* **Requirement**:
Select the lines below containing the word "JSON".

--- start Data shown ---

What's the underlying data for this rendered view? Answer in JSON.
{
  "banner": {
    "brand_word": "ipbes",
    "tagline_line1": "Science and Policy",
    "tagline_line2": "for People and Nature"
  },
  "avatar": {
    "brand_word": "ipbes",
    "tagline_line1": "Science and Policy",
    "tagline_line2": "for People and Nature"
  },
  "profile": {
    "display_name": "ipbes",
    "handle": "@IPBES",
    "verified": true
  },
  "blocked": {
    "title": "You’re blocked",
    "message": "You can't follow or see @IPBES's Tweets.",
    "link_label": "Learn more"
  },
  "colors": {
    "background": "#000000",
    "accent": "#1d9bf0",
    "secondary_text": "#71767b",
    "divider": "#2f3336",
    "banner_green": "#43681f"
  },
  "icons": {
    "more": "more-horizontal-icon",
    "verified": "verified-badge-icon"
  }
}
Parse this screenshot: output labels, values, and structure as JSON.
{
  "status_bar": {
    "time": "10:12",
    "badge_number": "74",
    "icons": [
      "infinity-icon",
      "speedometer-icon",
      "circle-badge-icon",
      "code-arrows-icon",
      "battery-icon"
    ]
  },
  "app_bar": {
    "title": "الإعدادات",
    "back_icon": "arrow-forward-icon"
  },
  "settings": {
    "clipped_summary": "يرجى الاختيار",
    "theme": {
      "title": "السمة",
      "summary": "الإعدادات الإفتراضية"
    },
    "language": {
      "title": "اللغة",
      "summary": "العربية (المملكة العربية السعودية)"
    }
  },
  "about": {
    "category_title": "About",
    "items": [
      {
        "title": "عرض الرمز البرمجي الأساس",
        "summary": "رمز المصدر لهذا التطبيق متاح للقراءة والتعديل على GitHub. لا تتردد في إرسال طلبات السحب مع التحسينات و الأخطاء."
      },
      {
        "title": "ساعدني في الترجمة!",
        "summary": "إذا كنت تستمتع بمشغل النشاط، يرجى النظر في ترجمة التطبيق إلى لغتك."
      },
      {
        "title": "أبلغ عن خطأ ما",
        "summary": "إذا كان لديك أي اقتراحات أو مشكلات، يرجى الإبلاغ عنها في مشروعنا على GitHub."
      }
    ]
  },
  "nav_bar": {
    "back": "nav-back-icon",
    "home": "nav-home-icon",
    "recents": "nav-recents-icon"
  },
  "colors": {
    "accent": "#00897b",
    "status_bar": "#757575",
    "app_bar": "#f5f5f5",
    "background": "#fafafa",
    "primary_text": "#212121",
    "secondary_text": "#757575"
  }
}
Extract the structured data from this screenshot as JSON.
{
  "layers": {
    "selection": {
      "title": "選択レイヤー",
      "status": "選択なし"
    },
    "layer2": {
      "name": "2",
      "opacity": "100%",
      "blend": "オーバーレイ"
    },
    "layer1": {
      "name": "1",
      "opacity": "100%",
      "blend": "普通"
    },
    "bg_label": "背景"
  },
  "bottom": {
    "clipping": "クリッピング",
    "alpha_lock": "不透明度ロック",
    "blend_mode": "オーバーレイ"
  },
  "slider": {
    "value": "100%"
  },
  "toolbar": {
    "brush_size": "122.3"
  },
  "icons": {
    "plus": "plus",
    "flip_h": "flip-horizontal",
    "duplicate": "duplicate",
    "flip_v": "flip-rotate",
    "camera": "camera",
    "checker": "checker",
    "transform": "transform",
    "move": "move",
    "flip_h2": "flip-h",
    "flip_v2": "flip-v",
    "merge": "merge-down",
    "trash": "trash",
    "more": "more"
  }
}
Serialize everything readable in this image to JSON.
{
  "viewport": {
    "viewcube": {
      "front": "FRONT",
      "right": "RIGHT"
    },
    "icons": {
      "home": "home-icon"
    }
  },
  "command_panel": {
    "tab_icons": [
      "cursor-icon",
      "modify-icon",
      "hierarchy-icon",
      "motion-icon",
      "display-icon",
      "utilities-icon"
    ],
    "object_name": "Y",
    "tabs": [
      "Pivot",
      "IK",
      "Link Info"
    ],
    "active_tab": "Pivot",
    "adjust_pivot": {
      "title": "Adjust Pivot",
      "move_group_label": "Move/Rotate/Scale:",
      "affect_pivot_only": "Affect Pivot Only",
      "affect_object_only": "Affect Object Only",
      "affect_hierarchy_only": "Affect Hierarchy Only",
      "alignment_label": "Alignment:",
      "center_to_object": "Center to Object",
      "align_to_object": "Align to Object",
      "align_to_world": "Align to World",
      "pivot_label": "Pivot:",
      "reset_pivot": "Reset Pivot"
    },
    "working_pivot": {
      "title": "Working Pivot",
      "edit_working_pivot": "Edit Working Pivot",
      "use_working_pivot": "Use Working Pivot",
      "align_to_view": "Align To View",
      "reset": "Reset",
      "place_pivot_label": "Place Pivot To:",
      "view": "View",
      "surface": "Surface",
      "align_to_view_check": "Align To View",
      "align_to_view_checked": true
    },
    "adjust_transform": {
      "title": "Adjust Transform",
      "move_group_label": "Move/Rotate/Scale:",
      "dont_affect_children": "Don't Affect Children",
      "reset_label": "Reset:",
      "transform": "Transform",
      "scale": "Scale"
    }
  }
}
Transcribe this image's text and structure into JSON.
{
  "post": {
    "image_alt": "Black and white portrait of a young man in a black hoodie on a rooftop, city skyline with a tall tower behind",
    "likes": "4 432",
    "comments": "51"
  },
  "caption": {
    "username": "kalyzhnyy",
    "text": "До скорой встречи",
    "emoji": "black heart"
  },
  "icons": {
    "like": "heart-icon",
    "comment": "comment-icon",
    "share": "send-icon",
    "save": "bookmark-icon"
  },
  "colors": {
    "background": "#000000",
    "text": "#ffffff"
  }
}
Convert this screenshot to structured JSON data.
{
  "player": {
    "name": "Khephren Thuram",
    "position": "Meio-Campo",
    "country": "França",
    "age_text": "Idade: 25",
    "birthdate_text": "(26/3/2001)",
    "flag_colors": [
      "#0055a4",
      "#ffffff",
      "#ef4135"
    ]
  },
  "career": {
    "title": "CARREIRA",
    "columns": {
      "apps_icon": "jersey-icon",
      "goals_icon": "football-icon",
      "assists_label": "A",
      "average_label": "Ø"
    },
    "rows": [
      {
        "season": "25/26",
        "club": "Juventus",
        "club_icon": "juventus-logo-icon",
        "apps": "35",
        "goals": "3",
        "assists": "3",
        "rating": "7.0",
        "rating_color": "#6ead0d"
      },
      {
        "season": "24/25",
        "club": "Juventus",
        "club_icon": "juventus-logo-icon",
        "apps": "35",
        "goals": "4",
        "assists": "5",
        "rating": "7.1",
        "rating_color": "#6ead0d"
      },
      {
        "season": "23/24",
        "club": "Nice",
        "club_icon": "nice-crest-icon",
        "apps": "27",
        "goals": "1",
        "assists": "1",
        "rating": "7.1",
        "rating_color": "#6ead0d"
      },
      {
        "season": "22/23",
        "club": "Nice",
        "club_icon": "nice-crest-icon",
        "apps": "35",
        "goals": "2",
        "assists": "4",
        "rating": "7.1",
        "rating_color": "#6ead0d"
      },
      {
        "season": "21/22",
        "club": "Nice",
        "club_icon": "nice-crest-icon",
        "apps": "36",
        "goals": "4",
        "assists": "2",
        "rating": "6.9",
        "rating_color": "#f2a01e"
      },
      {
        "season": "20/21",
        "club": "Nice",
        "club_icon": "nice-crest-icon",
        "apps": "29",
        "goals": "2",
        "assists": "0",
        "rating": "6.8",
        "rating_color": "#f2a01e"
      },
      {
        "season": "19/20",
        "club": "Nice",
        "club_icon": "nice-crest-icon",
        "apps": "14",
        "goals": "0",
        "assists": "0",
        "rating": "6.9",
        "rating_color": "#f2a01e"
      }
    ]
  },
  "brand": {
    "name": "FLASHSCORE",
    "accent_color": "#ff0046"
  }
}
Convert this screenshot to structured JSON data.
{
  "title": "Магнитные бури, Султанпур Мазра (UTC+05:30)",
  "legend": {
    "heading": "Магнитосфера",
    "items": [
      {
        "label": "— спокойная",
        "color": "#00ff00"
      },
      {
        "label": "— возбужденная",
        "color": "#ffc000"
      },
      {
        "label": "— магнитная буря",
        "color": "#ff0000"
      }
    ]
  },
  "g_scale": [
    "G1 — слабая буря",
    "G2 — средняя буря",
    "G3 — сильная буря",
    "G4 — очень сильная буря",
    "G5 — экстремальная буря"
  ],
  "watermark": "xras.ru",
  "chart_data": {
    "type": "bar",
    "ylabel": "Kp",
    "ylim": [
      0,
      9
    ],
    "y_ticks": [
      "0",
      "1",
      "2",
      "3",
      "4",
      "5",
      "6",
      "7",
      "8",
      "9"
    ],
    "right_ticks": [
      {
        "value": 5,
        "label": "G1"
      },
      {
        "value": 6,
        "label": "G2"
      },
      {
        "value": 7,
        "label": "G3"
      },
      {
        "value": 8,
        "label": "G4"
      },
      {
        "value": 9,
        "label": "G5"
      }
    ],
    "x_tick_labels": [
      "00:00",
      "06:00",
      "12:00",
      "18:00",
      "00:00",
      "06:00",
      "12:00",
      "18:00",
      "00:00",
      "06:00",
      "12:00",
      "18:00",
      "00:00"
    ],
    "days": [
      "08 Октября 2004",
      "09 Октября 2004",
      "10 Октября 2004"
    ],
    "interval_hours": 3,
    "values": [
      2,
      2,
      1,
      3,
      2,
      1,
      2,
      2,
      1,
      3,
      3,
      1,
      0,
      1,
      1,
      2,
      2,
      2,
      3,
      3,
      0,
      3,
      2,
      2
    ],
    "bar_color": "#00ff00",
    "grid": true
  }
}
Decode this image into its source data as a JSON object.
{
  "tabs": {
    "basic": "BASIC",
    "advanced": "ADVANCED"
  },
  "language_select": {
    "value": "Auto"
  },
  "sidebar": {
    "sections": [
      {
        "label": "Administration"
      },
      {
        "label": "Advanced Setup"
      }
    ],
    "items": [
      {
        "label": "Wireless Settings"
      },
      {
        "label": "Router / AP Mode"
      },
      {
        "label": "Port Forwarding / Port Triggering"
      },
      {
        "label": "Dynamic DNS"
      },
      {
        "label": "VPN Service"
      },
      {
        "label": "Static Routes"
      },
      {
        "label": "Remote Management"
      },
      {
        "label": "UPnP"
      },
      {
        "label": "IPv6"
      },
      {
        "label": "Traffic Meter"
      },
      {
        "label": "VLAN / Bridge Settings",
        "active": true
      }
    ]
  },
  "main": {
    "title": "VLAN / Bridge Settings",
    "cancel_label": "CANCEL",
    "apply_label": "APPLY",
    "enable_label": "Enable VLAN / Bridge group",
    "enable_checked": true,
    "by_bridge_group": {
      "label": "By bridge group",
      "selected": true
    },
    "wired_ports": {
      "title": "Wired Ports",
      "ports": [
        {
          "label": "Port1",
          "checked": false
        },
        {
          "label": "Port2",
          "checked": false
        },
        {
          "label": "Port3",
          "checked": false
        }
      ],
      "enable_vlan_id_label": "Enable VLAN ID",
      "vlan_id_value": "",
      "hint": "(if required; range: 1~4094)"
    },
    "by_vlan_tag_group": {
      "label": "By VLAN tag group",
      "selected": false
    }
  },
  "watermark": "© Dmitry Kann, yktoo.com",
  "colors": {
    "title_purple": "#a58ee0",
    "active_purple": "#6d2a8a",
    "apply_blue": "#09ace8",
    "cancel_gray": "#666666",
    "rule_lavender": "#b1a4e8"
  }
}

--- end Data shown ---

* **Response to the task**:
What's the underlying data for this rendered view? Answer in JSON.
Parse this screenshot: output labels, values, and structure as JSON.
Extract the structured data from this screenshot as JSON.
Serialize everything readable in this image to JSON.
Transcribe this image's text and structure into JSON.
Convert this screenshot to structured JSON data.
Convert this screenshot to structured JSON data.
Decode this image into its source data as a JSON object.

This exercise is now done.